REQUIRED WORK:
A) From the article on UK house prices, extract the passage that begins with the words containing "At 43, the index" and ends with "since August 2020.".
B) Name every organization mentioned in the article on UK house prices.

EXERCISE PASSAGE:
-*-*-

House prices suffer mini-Budget hit in November
September’s financial announcement sees buyer sentiment weaken.
4 minutes to read
The impact of the mini-Budget continued to reverberate in November, with the largest monthly fall in house prices since the early days of the pandemic.
As interest rate expectations surged in the weeks after September’s tax-cutting announcement, sentiment in an already-slowing market took a hit.
While the arrival of Rishi Sunak as prime minister has calmed nerves, it will take time to feed through to the UK property market.
The -38% net balance for new buyer enquiries reported by RICS was the seventh consecutive contraction, although it was notably better than last month's -53%.
The net balance score represents the difference between the number of respondents that saw an increase in the month and those that saw a decrease.
Supply remains tight, which will decrease downwards pressure on prices for now. New sales instructions registered a net balance of -9%.
House prices reverse
Average house prices fell 1.4% month-on-month, which was the biggest fall since June 2020, according to Nationwide. It came after a 0.9% drop in October. This saw annual house price growth slow to 4.4%, from 7.2% in October.
Halifax recorded a larger fall, with a drop of -2.3% in November (versus -0.4% in October). This saw the annual rate of growth drop to +4.7% (from +8.2%).
Borrowing costs have retreated in November after reaching a peak in the days after the mini-Budget, but the period of ultra-low lending is over, and the Bank of England is expected to increase interest rates again in December.
Mortgage lending data confirmed that the number of mortgages issued in the month after the mini-Budget was the lowest since the early days of the pandemic (see chart).
Despite a stabilisation in borrowing costs since, we expect more downwards pressure on prices after Christmas and believe they will fall by around 10% over the next two years.
The Autumn Statement reversed previous chancellor Kwasi Kwarteng’s stamp duty cut, which could stimulate transactions in the medium term.
The nil rate band will revert to £125,000 from £250,000 (which represented a maximum £2,500 saving) and benefits that could save first-time buyers upwards of £10,000 will also be reversed but not until April 2025.
In effect, it means the government has announced a 28-month stamp duty holiday.
However, in the short-term, the recent political volatility and economic concerns have affected homeowner sentiment.
The IHS Markit Household Sentiment Survey, where a score below 50 indicates falling prices, recorded its weakest performance since the first summer of the pandemic in November.
At 43, the index score for people’s expectations of the value of their homes in 12 months’ time was the weakest since May 2020. In respect of the current value of their homes, an index reading of 47.7 was the lowest since August 2020.
Prime London sales
In the wider prime market in London, demand is still relatively strong, but the recent mortgage market volatility has led to fewer offers being made.
While the number of new prospective buyers was 26% above the five-year average in November (excluding 2020), the number of offers made was 17% lower.
On the supply side, the number of new sales instructions was 5% higher. The figures point to the understandable anxiety felt by buyers but don’t show a notable fall in demand.
Prime London sales report December
Prime London lettings
Rental value growth in prime London markets continued to slow in November as the disparity between supply and demand narrowed.
The average increase in prime central London (PCL) was 17.4% over the 12-month period, while a rise of 15.3% was recorded in prime outer London (POL). It left rents 22.1% above their pre-pandemic level in PCL and 20% in POL.
Even though growth is slowing, there are few signs that life is getting easier for prospective tenants in the capital due to stock levels that are down by about a third on the five-year average.
Prime London lettings report December
The country market
Sales in the £5m+ country house market hit a 15-year high in the 12 months to October, driven by strong domestic demand.
There were 168 sales above £5m+ in the UK outside of London, an increase of 112% versus the five-year average, whole-market data shows.
Meanwhile, the prime regional market came back to life in November after a collective intake of breath saw buyers pause in the weeks following the mini-Budget, as they assessed its implications.
This resulted in higher than usual offer activity in November after a dip in October, with offers accepted up 9.5% versus the five-year average.

-*-*-

Structured page parsing data
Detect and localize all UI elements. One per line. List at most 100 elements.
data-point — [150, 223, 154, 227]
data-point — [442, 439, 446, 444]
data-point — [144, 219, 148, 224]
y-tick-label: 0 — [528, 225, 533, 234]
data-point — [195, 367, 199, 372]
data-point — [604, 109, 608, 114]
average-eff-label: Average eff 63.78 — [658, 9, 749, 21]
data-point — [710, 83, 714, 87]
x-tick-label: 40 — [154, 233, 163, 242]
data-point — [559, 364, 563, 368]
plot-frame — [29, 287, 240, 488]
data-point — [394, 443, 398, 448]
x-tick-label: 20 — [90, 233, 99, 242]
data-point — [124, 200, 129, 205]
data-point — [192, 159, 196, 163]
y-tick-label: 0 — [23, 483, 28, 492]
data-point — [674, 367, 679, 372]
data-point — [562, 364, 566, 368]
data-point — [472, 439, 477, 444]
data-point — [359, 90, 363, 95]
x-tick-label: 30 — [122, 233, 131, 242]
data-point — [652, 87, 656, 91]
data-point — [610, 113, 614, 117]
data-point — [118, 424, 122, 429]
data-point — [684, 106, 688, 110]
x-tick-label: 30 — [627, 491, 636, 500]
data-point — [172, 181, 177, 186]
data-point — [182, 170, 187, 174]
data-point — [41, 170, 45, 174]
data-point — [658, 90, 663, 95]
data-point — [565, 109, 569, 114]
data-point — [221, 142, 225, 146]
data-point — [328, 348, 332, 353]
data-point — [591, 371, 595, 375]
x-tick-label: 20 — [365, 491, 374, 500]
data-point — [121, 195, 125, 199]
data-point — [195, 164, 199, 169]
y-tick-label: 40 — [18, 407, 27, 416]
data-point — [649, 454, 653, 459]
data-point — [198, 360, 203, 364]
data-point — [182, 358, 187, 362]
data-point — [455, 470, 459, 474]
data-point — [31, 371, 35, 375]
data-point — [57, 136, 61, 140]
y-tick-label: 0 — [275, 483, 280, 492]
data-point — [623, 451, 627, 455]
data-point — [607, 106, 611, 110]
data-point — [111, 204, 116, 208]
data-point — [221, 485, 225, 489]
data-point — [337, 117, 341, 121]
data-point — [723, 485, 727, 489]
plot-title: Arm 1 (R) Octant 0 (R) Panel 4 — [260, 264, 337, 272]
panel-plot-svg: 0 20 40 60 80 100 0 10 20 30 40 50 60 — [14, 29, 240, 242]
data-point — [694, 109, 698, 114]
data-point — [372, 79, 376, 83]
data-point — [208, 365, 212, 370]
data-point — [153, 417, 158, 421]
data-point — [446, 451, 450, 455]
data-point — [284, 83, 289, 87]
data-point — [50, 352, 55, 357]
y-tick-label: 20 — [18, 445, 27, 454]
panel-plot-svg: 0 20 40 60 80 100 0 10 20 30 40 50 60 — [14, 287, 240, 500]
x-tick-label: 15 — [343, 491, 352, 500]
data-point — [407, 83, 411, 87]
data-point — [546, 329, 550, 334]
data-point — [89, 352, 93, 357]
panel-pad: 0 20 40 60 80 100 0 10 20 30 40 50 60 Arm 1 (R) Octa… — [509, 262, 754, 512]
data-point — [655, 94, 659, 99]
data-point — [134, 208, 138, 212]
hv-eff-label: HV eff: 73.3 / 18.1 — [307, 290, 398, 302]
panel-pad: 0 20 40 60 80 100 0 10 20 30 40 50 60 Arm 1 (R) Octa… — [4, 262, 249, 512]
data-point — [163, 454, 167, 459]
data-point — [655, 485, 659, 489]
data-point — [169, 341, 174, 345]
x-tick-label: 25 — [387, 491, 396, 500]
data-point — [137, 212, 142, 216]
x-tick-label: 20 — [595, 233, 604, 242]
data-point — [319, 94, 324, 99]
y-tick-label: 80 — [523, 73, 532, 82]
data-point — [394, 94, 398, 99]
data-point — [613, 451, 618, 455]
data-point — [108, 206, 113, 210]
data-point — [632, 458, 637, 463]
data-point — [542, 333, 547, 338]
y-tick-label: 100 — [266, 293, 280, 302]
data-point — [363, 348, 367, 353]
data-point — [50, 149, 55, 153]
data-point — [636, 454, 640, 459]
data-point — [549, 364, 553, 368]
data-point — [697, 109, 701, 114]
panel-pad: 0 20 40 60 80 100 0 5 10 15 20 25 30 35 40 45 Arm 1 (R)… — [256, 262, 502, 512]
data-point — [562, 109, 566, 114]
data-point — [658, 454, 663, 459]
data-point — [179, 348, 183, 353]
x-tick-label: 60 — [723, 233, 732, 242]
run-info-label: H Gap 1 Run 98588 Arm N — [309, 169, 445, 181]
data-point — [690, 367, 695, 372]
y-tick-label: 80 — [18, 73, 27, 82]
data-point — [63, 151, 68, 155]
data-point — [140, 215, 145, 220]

-*-*-

COMPLETED EXERCISE:
A)
At 43, the index score for people’s expectations of the value of their homes in 12 months’ time was the weakest since May 2020. In respect of the current value of their homes, an index reading of 47.7 was the lowest since August 2020.

B) RICS, Nationwide, Halifax, the Bank of England, IHS Markit